# MATERIAL PROVIDED
start
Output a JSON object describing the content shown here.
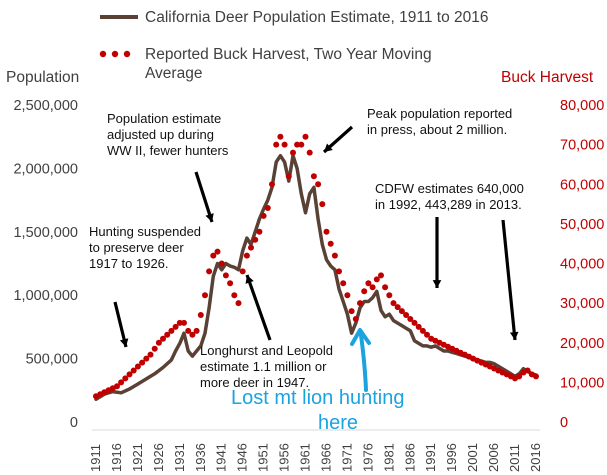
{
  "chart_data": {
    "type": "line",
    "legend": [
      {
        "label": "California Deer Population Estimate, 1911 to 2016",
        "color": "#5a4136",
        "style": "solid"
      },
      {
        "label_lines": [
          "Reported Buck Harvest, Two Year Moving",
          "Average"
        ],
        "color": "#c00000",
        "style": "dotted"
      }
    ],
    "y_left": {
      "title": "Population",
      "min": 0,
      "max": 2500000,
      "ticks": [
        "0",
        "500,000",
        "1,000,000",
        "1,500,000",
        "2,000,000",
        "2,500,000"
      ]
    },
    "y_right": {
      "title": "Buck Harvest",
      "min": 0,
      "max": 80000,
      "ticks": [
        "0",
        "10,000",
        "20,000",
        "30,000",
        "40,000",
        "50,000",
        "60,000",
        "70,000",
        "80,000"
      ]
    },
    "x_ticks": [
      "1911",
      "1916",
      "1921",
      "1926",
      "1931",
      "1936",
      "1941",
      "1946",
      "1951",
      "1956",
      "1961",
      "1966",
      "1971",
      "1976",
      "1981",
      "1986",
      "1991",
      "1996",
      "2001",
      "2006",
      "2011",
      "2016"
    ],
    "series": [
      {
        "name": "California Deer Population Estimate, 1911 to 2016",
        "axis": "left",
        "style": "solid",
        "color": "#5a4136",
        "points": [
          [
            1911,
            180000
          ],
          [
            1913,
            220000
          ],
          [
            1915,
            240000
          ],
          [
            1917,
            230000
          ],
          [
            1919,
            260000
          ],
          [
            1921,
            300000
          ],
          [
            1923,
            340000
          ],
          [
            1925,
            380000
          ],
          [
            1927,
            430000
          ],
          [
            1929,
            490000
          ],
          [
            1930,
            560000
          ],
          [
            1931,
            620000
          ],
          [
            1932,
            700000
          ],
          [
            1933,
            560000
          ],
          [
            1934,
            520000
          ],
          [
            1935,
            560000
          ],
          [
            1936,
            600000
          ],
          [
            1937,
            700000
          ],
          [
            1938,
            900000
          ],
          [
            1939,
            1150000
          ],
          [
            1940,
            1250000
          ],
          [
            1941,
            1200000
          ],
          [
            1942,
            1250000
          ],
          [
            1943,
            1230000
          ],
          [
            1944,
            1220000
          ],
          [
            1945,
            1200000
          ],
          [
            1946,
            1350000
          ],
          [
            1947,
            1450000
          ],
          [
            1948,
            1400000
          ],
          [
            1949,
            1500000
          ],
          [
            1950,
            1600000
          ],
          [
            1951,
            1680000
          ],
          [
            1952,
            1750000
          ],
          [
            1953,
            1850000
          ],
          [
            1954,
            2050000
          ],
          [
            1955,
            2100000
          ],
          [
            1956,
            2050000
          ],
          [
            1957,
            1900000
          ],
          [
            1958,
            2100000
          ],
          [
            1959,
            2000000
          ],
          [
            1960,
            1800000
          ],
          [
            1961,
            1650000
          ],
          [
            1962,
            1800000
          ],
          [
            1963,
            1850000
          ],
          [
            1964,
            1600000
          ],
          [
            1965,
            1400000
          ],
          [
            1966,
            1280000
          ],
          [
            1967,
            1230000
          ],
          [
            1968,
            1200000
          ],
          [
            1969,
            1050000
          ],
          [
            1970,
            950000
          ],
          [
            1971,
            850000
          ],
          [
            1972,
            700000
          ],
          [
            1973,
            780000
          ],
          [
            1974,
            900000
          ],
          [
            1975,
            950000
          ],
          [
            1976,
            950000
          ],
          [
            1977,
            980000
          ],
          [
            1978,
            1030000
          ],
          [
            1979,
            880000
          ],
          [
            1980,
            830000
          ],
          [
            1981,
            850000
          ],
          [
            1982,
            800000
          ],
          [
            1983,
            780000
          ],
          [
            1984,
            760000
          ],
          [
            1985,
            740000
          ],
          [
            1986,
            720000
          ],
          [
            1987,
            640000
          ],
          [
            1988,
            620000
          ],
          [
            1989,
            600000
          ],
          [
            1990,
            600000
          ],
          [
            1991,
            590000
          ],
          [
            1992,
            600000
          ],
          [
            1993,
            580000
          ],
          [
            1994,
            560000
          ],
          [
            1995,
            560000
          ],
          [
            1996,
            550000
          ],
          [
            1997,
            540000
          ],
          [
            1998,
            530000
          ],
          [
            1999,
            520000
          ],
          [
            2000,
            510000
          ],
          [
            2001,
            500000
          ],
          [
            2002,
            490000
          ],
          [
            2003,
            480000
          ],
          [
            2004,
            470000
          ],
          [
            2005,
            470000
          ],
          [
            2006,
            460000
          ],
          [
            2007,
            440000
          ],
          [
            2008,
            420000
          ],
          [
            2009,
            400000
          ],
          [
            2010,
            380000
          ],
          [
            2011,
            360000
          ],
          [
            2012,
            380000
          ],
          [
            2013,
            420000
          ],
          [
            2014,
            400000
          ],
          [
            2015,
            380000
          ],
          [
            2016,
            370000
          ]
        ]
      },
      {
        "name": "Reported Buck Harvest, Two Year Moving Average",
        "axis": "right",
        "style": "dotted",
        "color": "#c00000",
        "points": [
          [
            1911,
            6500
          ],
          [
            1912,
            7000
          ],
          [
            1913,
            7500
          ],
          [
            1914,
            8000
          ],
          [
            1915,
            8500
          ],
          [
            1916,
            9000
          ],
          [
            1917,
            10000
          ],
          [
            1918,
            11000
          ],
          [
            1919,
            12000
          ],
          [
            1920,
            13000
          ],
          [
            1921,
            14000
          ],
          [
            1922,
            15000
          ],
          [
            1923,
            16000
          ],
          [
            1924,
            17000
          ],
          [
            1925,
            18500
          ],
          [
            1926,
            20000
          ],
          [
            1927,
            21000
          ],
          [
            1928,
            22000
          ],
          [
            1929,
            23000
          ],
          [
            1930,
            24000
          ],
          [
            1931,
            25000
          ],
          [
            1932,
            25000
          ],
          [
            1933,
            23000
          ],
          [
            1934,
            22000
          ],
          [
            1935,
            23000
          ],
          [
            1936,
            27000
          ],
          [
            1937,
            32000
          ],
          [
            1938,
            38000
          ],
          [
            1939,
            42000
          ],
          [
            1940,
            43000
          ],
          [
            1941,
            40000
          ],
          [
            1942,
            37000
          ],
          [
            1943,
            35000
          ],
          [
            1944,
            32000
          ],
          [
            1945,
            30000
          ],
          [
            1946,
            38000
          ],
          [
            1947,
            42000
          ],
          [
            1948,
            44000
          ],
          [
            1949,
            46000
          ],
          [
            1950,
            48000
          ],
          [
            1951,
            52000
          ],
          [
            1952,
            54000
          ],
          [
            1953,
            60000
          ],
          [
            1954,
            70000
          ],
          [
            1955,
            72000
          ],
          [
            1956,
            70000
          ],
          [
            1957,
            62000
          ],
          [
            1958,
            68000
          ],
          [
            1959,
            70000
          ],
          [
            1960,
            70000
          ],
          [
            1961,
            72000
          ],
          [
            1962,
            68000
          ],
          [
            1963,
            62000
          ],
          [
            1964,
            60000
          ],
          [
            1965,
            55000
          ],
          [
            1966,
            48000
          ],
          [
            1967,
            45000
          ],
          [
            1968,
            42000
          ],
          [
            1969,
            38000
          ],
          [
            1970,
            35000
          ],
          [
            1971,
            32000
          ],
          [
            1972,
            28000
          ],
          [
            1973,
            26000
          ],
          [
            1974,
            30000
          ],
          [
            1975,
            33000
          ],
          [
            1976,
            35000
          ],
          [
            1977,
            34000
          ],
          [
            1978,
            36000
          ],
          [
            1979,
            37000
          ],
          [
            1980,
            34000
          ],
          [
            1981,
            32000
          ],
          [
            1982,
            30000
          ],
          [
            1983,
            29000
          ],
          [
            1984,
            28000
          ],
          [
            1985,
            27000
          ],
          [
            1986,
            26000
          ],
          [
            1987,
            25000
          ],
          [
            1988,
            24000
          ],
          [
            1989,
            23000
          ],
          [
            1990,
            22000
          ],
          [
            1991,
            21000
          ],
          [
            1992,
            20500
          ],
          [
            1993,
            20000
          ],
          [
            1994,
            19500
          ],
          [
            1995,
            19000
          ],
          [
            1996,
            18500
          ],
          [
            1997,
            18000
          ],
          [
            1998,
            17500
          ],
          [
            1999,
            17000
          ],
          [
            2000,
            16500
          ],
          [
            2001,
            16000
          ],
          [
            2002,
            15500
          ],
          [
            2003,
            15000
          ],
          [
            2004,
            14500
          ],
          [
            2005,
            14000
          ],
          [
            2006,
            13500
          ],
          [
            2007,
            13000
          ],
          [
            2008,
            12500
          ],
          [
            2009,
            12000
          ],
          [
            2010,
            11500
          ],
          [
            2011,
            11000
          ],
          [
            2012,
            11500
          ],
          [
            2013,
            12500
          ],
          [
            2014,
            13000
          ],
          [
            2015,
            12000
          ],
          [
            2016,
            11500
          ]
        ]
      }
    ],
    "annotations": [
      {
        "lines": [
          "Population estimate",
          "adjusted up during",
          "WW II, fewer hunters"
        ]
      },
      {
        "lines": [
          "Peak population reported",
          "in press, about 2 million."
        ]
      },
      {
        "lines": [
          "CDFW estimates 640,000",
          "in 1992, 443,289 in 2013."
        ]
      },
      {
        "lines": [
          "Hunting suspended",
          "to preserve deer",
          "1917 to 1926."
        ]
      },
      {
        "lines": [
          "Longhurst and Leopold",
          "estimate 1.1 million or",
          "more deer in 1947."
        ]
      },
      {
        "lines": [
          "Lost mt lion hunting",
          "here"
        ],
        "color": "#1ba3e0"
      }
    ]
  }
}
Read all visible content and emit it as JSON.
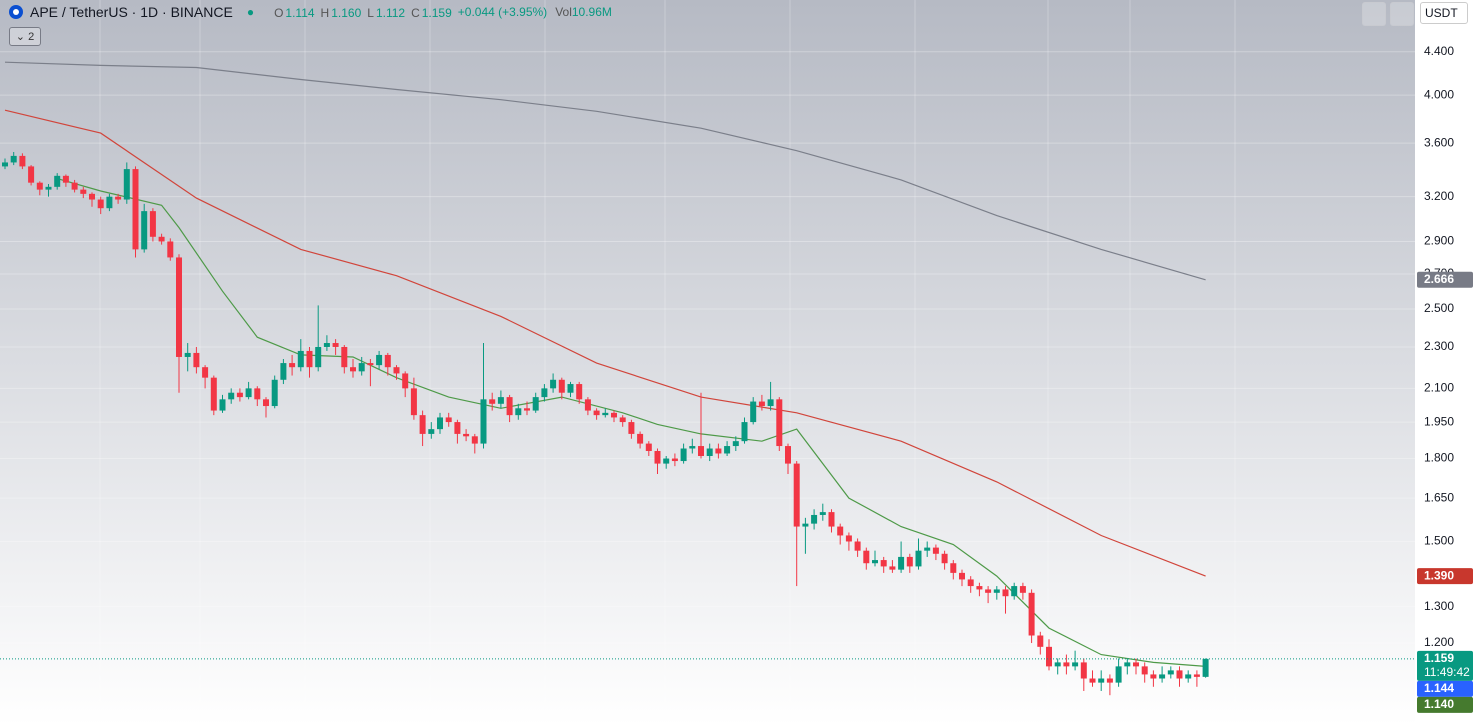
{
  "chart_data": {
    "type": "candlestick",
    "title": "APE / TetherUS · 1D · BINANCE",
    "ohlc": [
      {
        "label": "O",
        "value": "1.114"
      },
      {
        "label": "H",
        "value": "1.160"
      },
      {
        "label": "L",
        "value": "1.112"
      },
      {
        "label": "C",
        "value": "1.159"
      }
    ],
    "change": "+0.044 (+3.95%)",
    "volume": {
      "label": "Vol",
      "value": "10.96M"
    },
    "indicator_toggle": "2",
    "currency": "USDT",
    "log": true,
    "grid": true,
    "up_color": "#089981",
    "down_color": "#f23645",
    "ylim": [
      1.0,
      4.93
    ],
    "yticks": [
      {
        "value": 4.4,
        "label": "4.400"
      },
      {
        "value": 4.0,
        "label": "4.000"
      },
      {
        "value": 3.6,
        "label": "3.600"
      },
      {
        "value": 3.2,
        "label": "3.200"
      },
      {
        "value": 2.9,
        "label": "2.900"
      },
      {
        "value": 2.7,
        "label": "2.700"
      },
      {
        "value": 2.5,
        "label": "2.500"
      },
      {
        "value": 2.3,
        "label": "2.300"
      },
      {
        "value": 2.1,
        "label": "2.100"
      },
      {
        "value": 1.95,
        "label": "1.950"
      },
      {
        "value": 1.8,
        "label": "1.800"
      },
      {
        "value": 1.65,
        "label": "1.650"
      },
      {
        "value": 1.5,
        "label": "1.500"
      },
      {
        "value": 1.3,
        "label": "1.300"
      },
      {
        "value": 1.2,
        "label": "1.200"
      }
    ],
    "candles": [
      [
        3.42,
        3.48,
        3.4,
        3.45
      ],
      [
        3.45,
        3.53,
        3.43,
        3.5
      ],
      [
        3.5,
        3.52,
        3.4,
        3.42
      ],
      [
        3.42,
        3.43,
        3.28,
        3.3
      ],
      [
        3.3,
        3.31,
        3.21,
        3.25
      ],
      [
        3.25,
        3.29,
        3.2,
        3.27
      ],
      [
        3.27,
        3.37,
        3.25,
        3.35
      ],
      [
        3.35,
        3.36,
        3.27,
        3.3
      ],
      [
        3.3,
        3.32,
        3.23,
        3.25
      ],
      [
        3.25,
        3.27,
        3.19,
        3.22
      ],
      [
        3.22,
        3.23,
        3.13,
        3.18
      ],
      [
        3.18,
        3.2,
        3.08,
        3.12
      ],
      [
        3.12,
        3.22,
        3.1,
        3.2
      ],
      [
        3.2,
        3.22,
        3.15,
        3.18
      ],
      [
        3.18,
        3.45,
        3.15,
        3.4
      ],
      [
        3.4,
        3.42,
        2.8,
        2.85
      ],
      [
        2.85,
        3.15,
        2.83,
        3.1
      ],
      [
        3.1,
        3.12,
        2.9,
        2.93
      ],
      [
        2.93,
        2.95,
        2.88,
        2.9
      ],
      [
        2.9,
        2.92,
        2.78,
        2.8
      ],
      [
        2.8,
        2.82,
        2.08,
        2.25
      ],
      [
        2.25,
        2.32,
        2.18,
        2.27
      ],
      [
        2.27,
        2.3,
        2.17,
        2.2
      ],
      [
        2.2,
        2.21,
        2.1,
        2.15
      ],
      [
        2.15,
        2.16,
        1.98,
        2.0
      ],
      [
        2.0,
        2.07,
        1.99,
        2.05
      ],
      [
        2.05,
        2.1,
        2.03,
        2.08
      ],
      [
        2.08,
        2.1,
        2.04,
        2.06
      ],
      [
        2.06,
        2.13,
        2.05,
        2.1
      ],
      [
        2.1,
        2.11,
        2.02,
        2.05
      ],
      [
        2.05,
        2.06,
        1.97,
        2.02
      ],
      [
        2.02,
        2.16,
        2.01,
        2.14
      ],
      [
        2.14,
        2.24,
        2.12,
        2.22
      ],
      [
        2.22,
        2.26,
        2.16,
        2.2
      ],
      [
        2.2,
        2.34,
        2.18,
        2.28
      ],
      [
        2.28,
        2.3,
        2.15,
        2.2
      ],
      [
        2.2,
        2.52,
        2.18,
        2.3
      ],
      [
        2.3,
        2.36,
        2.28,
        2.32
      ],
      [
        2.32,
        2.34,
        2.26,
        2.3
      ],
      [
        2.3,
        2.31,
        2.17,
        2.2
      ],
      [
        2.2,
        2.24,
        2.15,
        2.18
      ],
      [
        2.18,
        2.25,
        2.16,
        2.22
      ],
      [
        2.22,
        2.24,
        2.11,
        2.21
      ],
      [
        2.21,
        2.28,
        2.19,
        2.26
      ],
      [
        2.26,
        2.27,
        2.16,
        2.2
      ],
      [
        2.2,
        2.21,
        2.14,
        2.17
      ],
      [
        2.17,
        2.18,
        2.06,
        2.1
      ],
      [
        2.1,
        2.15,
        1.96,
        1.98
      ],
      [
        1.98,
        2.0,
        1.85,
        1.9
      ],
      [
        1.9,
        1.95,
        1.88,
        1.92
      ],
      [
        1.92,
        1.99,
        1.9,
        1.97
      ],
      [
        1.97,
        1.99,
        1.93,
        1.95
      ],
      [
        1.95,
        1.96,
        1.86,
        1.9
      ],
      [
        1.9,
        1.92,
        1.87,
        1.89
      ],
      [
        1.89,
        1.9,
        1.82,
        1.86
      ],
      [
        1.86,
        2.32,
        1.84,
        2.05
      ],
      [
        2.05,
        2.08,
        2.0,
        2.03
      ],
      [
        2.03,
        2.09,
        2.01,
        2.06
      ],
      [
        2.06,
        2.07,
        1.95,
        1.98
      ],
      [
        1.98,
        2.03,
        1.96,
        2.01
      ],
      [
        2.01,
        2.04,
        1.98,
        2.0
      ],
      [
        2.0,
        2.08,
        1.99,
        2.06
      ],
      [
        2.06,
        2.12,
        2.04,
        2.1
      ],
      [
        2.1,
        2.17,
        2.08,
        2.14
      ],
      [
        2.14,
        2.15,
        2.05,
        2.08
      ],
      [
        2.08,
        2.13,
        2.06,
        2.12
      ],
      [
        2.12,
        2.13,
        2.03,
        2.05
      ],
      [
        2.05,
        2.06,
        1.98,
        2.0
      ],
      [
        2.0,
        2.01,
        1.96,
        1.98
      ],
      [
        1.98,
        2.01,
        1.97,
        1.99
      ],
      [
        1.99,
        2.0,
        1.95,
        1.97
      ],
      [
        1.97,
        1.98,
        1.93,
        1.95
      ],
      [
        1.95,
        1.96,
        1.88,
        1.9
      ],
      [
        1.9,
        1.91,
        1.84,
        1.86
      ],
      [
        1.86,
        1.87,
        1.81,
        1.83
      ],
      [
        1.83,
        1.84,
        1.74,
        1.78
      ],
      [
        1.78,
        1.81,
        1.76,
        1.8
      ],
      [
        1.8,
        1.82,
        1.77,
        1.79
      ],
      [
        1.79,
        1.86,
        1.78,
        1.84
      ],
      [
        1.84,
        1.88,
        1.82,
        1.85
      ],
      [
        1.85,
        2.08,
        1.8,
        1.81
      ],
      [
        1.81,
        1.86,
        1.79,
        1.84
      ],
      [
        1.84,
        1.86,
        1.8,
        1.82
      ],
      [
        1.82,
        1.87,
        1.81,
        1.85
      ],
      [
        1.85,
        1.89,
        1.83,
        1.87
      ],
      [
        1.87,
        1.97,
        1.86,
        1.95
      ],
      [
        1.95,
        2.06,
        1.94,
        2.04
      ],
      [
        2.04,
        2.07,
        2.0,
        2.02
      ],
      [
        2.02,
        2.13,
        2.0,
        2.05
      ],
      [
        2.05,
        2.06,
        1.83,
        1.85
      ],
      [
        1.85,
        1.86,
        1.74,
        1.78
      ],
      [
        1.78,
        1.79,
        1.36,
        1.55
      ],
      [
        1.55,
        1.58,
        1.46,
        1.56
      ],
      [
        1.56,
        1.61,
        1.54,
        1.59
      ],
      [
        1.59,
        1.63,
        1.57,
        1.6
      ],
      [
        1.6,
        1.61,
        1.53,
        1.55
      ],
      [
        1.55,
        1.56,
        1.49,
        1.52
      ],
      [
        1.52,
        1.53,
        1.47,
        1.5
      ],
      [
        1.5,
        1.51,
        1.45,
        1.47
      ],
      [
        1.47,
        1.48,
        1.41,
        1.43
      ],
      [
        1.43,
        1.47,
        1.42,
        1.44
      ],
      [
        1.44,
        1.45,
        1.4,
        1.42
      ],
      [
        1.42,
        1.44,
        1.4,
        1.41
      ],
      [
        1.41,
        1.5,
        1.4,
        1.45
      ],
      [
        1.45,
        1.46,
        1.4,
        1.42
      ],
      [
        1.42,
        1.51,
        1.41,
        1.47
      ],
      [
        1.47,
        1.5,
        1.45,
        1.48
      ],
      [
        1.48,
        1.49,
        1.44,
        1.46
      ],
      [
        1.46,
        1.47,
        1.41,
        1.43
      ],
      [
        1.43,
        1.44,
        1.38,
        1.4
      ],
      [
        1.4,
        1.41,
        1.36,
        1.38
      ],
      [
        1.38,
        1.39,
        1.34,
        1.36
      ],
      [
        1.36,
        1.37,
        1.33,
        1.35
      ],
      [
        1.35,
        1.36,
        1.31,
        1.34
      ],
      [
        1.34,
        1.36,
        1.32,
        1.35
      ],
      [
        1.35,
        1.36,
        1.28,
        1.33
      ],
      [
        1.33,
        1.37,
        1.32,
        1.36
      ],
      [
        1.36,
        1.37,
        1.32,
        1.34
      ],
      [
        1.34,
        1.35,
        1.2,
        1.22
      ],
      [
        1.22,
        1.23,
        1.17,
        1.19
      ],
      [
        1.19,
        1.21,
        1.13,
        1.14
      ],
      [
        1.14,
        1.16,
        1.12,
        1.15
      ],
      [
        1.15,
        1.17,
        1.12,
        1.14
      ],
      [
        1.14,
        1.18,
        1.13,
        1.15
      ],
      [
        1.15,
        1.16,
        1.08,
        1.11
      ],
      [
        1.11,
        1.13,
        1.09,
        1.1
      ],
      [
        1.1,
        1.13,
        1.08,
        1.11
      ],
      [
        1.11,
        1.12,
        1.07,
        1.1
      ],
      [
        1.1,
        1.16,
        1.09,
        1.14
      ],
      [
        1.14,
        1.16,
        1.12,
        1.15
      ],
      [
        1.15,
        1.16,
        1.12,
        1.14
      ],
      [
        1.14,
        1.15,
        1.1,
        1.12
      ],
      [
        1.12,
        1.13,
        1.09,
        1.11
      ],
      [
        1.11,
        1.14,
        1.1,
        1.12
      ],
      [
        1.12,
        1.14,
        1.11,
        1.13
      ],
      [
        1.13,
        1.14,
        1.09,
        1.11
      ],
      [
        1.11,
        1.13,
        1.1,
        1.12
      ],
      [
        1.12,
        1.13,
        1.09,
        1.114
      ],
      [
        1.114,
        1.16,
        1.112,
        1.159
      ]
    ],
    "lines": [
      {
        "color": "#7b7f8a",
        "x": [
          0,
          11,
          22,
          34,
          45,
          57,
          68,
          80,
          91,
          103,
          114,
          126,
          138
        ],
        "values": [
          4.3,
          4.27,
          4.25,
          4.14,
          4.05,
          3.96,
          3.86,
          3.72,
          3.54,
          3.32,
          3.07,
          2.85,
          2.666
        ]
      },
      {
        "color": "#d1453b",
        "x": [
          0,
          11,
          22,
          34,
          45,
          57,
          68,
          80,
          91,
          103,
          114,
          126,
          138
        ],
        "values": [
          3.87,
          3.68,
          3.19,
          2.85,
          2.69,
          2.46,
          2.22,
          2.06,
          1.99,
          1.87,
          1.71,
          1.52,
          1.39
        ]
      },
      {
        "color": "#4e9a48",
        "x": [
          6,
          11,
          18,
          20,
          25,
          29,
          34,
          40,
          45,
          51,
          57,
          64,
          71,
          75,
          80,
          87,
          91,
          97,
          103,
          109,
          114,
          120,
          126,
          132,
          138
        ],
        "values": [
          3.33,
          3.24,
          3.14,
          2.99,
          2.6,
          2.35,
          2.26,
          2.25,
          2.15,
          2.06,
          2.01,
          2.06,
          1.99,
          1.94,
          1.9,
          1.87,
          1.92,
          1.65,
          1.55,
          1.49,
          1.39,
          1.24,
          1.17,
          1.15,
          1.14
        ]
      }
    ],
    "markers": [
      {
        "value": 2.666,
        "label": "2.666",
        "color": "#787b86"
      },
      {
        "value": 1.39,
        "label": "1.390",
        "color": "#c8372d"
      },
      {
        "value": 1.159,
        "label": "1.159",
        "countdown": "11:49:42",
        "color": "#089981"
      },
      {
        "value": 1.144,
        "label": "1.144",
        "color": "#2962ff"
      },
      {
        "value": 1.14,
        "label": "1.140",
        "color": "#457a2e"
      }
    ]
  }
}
end
Scan the listing above for the word "Average" and copy every line that holds it.

# FULL ANSWER
          "Average"
        "name": "Reported Buck Harvest, Two Year Moving Average",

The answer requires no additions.